::: Kutipan Bacaan :::

Saya Ingin Cepat Lulus! Kamu?

9:15 PM Unknown 2 Comments


Hari terlalu gelap saat itu untuk seorang gadis pulang dengan menjajaki satu angkutan umum ke angkutan umum lainnya. Sebenarnya ini bukan kali pertama si gadis pulang larut sendiri menempuh lama perjalanan sekitar 3 jam (kalau macet). Tapi dibarengi hujan lebat yang mengguyur tanpa henti, sehingga langit senja yang terlihat lebih gelap dari biasanya, membuat si gadis yang tiada lain adalah saya sendiri, merasa ngeri.
Pukul  7 sore (atau malam) saya baru sampai di terminal leuwi panjang. Untuk meminimalisir rasa takut yang bisa saya lakukan hanyalah berjalan dengan lebih cepat. Yap! secepat laju detak jantung melihat lalu lalang orang yang mewarnai ramainya terminal serta ketidakramahan yang melengkapinya.
Alhamdulillah angkutan umum jurusan garut saat itu tidak terlalu sulit saya dapatkan, sampai akhirnya saya duduk di samping pak kusir, eh pak sopir. Senyuman pak sopir tatkala saya masuk sedikitnya menurunkan frekwensi ketegangan saya. Setidaknya senyuman yang nampaknya tulus itu meyakinkan saya bahwa si pak sopir bukan orang jahat (hoh.hoh lebaynya kumat).
Berawal dari basa-basi “dari mana-mau kemana”, mengalirlah cerita dari mulut pak sopir sambil mngemudikan elf-nya. Cerita tentang sulitnya mendapatkan penumpang, tentang orang-orang berniat buruk yang biasanya memakai kaca mata hitam sehingga menghimbau saya untuk lebih hati-hati, tentang kecemasannya pada saya yang pulang sendirian larut malam, sampai tentang anak perempuannya yang telah dewasa dan kini berprofesi sebagai dokter. Bayangkan, dokter!
“Neng kenapa gak ngambil jurusan kedokteran aja? Kan nanti gajinya besar” katanya, tapi dengan bahasa sunda.
“Ya… gajinya besar karena memang sesuai  dengan biaya studinya, pak” jawab saya. Juga dengan bahasa sunda, sambil sesekali tersenyum.
“Selain itu saya memang lebih tertarik untuk menjadi pendidik.” Lanjut saya.
“Iya, biayanya besar neng. Sampai-sampai sawah bapak habis dijual semua.”

::: Informasi yang Ditampilkan :::

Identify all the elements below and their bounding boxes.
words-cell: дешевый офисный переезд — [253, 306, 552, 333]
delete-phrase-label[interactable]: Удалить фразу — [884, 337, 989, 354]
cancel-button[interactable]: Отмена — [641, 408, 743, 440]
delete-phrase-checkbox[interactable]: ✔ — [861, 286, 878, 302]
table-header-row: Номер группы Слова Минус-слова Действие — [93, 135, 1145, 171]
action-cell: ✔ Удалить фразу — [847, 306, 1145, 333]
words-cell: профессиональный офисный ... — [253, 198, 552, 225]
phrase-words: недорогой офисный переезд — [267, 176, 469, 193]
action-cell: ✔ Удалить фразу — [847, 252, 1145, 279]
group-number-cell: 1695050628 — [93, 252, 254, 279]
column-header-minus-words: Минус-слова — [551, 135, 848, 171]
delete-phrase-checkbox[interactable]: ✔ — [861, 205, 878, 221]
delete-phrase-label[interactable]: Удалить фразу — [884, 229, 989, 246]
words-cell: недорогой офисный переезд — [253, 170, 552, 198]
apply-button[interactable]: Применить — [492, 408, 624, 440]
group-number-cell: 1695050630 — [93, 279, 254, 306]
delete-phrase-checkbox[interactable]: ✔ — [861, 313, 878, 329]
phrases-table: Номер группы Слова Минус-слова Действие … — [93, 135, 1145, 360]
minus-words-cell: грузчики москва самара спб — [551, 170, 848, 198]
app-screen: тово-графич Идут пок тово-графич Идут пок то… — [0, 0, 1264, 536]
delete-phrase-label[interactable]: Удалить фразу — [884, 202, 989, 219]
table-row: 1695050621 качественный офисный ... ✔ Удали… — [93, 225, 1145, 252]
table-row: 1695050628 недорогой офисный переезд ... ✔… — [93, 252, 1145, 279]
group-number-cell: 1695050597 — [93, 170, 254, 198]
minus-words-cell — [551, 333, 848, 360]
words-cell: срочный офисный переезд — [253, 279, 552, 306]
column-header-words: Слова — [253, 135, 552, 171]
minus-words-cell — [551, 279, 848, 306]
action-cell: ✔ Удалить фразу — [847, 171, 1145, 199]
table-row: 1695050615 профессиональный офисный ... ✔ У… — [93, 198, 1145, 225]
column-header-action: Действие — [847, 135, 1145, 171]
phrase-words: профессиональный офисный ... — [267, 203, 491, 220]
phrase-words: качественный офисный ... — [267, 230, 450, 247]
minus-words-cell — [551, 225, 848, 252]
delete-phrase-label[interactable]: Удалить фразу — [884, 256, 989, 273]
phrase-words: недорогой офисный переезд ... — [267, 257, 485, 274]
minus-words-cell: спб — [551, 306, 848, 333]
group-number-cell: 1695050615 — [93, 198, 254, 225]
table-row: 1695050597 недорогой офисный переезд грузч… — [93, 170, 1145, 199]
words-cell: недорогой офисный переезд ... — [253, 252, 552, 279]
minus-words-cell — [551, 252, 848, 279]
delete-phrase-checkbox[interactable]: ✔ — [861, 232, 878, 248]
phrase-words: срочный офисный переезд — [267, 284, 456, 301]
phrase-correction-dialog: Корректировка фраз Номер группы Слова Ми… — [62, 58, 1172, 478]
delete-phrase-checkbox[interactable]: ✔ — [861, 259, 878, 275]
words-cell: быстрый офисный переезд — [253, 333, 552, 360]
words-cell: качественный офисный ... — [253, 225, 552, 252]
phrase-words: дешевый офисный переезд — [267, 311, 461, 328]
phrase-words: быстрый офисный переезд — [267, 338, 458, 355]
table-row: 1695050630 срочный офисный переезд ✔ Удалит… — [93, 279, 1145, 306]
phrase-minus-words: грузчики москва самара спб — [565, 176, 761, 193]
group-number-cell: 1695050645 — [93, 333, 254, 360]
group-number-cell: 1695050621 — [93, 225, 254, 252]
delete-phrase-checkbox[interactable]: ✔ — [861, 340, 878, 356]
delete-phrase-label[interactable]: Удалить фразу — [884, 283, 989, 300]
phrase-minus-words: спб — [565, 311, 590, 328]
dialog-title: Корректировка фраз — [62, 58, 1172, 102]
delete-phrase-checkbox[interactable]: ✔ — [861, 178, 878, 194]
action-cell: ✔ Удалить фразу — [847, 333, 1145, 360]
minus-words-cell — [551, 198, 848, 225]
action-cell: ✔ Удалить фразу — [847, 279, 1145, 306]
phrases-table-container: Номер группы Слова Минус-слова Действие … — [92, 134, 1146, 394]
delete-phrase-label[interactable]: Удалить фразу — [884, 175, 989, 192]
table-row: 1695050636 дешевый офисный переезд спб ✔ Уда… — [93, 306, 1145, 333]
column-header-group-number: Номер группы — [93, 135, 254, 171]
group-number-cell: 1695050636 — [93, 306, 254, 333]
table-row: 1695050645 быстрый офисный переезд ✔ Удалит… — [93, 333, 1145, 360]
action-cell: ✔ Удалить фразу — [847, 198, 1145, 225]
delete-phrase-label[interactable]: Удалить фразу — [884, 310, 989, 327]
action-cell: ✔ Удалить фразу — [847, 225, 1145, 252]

:::

Soal Latihan >>
(A) Kutiplah bagian dari kisah perjalanan pulang dengan angkutan umum, mulai dari "Saya Ingin Cepat" hingga "sendiri, merasa ngeri.".
(B) Teruskan kisah perjalanan pulang dengan angkutan umum tersebut, dimulai setelah kalimat terakhir yang tercantum.

Jawaban Latihan >>
(A)
Saya Ingin Cepat Lulus! Kamu?

9:15 PM Unknown 2 Comments


Hari terlalu gelap saat itu untuk seorang gadis pulang dengan menjajaki satu angkutan umum ke angkutan umum lainnya. Sebenarnya ini bukan kali pertama si gadis pulang larut sendiri menempuh lama perjalanan sekitar 3 jam (kalau macet). Tapi dibarengi hujan lebat yang mengguyur tanpa henti, sehingga langit senja yang terlihat lebih gelap dari biasanya, membuat si gadis yang tiada lain adalah saya sendiri, merasa ngeri.

(B)
Pernyataan itu menarik perhatian saya. Pernyataan itu sudah sering saya dengar dari para orang tua yang menyekolahkan anaknya sampai perguruan tinggi, bahkan tak jarang juga saya mendengarnya dari orang tua yang menyekolahkan anaknya sampai sekolah menengah saja tapi sama harus menggadaikan atau menjual ini-itu untuk menutupi uang SPP, buku, ongkos, serta bekalnya.
Dan supir yang kini duduk di samping saya adalah seorang bapak yang harus bekerja membanting tulang sehari 24 jam untuk membiayai anaknya yang kuliah kedokteran, harus mengorbankan seluruh tenaga, harta benda, pikiran, bahkan mungkin nyawa. Untuk putra tercinta.
Begitu lancarnya cerita itu mengalir. Cerita yang mengisahkan beratnya perjuangan orang tua, pusingnya jika hampir tiba tempo untuk membayar SPP, bingungnya mendengar keluhan anak tentang buku-buku yang harus dibeli, praktikum ini, praktikum itu, sampai pada uang bulanan yang seringkali telah habis dalam waktu 2 minggu.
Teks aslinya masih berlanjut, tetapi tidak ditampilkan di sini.